**What this task involves**
Find every line in the records below that holds the word "samtliga" and copy it.

[Document content entries]
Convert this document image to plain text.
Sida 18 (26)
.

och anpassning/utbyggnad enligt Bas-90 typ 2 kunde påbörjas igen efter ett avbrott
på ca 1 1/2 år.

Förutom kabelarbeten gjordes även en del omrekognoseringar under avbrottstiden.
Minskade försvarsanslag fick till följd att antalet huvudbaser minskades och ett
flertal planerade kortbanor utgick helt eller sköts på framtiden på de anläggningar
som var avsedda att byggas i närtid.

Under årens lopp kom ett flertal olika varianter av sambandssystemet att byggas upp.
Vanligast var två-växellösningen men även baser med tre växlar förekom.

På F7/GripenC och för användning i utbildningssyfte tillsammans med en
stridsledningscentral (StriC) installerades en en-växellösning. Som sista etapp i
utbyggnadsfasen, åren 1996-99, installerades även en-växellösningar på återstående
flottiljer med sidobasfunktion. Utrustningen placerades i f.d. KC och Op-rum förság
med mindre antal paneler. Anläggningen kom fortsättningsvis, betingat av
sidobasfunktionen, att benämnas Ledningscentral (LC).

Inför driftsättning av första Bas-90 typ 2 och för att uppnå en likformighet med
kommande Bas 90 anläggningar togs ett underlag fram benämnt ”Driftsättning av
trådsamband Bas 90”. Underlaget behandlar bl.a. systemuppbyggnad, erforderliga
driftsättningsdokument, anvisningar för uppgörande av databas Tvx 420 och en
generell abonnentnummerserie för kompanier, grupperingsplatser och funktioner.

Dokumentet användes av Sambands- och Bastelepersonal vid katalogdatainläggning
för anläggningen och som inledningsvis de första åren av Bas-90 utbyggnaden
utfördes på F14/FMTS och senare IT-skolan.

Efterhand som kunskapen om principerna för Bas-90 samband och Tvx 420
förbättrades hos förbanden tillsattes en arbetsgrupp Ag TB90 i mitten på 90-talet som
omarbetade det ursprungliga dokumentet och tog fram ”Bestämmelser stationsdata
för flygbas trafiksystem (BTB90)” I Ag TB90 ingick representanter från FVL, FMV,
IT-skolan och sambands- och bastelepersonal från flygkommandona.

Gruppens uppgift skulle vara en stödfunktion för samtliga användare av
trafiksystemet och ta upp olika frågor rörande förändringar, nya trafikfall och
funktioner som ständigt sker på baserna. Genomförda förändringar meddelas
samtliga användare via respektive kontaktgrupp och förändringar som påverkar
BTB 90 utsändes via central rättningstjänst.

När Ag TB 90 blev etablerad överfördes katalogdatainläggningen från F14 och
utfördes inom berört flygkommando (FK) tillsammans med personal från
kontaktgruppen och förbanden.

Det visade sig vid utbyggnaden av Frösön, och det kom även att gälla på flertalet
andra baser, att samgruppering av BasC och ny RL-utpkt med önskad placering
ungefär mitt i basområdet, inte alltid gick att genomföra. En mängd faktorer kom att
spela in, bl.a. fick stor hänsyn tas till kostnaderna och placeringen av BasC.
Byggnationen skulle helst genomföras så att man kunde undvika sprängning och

**Expected answer**
Gruppens uppgift skulle vara en stödfunktion för samtliga användare av
samtliga användare via respektive kontaktgrupp och förändringar som påverkar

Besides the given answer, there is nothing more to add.